| PROBLEM DETAILS |
Print out the material that follows word for word.

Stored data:
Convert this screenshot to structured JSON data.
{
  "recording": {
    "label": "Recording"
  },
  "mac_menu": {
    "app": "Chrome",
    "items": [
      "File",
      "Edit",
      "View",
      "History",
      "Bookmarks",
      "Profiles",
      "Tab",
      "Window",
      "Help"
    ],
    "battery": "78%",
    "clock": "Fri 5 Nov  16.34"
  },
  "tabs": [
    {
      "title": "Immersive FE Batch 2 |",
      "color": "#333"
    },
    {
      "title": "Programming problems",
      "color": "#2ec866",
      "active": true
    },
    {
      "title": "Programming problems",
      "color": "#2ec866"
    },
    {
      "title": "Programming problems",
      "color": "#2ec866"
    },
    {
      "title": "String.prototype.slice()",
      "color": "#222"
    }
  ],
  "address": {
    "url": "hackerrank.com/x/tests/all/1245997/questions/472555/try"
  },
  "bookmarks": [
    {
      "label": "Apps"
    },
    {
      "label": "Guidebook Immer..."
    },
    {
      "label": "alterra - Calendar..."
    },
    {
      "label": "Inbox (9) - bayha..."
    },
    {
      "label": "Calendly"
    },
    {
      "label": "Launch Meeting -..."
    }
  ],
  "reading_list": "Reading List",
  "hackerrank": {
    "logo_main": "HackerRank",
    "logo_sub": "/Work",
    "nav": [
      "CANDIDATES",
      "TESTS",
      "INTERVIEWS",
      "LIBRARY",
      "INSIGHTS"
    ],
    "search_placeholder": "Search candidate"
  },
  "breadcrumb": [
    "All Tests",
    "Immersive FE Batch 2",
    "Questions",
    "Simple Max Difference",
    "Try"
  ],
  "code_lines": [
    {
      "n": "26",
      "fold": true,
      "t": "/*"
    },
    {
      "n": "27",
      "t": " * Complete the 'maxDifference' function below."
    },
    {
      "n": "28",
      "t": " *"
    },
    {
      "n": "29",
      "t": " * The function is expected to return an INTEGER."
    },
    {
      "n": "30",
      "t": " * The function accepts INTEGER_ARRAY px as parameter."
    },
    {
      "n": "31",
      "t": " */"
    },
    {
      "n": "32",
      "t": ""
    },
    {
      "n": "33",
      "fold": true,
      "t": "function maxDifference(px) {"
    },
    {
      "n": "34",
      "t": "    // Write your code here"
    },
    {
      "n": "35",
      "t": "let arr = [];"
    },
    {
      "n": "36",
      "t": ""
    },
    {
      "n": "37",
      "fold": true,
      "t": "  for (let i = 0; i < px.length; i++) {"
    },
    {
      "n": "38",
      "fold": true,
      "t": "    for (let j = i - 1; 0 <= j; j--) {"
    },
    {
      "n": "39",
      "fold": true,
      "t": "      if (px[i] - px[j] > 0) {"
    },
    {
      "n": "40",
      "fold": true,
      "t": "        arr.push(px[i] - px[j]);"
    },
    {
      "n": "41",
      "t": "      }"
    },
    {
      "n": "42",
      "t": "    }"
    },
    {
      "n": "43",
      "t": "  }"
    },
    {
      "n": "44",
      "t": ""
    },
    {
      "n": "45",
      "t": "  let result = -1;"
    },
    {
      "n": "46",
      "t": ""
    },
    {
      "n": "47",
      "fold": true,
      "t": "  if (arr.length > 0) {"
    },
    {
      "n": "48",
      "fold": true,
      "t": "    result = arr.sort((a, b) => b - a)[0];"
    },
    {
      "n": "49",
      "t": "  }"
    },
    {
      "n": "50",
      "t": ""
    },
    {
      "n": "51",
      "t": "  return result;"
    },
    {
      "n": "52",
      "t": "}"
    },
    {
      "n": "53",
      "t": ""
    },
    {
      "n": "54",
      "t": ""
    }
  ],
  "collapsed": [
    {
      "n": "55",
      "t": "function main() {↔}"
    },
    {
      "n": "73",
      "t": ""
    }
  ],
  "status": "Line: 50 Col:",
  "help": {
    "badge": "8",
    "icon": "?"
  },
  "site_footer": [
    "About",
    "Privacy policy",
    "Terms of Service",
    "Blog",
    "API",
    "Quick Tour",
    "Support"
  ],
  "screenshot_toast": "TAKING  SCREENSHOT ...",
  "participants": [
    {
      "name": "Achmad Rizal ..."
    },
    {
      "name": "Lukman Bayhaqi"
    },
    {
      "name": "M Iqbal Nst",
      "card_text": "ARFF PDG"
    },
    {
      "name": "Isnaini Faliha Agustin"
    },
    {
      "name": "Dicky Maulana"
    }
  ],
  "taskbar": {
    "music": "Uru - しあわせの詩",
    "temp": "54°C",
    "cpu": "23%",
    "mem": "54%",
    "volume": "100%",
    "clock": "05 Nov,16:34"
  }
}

| OUTPUT BELOW |
Convert this screenshot to structured JSON data.
{
  "recording": {
    "label": "Recording"
  },
  "mac_menu": {
    "app": "Chrome",
    "items": [
      "File",
      "Edit",
      "View",
      "History",
      "Bookmarks",
      "Profiles",
      "Tab",
      "Window",
      "Help"
    ],
    "battery": "78%",
    "clock": "Fri 5 Nov  16.34"
  },
  "tabs": [
    {
      "title": "Immersive FE Batch 2 |",
      "color": "#333"
    },
    {
      "title": "Programming problems",
      "color": "#2ec866",
      "active": true
    },
    {
      "title": "Programming problems",
      "color": "#2ec866"
    },
    {
      "title": "Programming problems",
      "color": "#2ec866"
    },
    {
      "title": "String.prototype.slice()",
      "color": "#222"
    }
  ],
  "address": {
    "url": "hackerrank.com/x/tests/all/1245997/questions/472555/try"
  },
  "bookmarks": [
    {
      "label": "Apps"
    },
    {
      "label": "Guidebook Immer..."
    },
    {
      "label": "alterra - Calendar..."
    },
    {
      "label": "Inbox (9) - bayha..."
    },
    {
      "label": "Calendly"
    },
    {
      "label": "Launch Meeting -..."
    }
  ],
  "reading_list": "Reading List",
  "hackerrank": {
    "logo_main": "HackerRank",
    "logo_sub": "/Work",
    "nav": [
      "CANDIDATES",
      "TESTS",
      "INTERVIEWS",
      "LIBRARY",
      "INSIGHTS"
    ],
    "search_placeholder": "Search candidate"
  },
  "breadcrumb": [
    "All Tests",
    "Immersive FE Batch 2",
    "Questions",
    "Simple Max Difference",
    "Try"
  ],
  "code_lines": [
    {
      "n": "26",
      "fold": true,
      "t": "/*"
    },
    {
      "n": "27",
      "t": " * Complete the 'maxDifference' function below."
    },
    {
      "n": "28",
      "t": " *"
    },
    {
      "n": "29",
      "t": " * The function is expected to return an INTEGER."
    },
    {
      "n": "30",
      "t": " * The function accepts INTEGER_ARRAY px as parameter."
    },
    {
      "n": "31",
      "t": " */"
    },
    {
      "n": "32",
      "t": ""
    },
    {
      "n": "33",
      "fold": true,
      "t": "function maxDifference(px) {"
    },
    {
      "n": "34",
      "t": "    // Write your code here"
    },
    {
      "n": "35",
      "t": "let arr = [];"
    },
    {
      "n": "36",
      "t": ""
    },
    {
      "n": "37",
      "fold": true,
      "t": "  for (let i = 0; i < px.length; i++) {"
    },
    {
      "n": "38",
      "fold": true,
      "t": "    for (let j = i - 1; 0 <= j; j--) {"
    },
    {
      "n": "39",
      "fold": true,
      "t": "      if (px[i] - px[j] > 0) {"
    },
    {
      "n": "40",
      "fold": true,
      "t": "        arr.push(px[i] - px[j]);"
    },
    {
      "n": "41",
      "t": "      }"
    },
    {
      "n": "42",
      "t": "    }"
    },
    {
      "n": "43",
      "t": "  }"
    },
    {
      "n": "44",
      "t": ""
    },
    {
      "n": "45",
      "t": "  let result = -1;"
    },
    {
      "n": "46",
      "t": ""
    },
    {
      "n": "47",
      "fold": true,
      "t": "  if (arr.length > 0) {"
    },
    {
      "n": "48",
      "fold": true,
      "t": "    result = arr.sort((a, b) => b - a)[0];"
    },
    {
      "n": "49",
      "t": "  }"
    },
    {
      "n": "50",
      "t": ""
    },
    {
      "n": "51",
      "t": "  return result;"
    },
    {
      "n": "52",
      "t": "}"
    },
    {
      "n": "53",
      "t": ""
    },
    {
      "n": "54",
      "t": ""
    }
  ],
  "collapsed": [
    {
      "n": "55",
      "t": "function main() {↔}"
    },
    {
      "n": "73",
      "t": ""
    }
  ],
  "status": "Line: 50 Col:",
  "help": {
    "badge": "8",
    "icon": "?"
  },
  "site_footer": [
    "About",
    "Privacy policy",
    "Terms of Service",
    "Blog",
    "API",
    "Quick Tour",
    "Support"
  ],
  "screenshot_toast": "TAKING  SCREENSHOT ...",
  "participants": [
    {
      "name": "Achmad Rizal ..."
    },
    {
      "name": "Lukman Bayhaqi"
    },
    {
      "name": "M Iqbal Nst",
      "card_text": "ARFF PDG"
    },
    {
      "name": "Isnaini Faliha Agustin"
    },
    {
      "name": "Dicky Maulana"
    }
  ],
  "taskbar": {
    "music": "Uru - しあわせの詩",
    "temp": "54°C",
    "cpu": "23%",
    "mem": "54%",
    "volume": "100%",
    "clock": "05 Nov,16:34"
  }
}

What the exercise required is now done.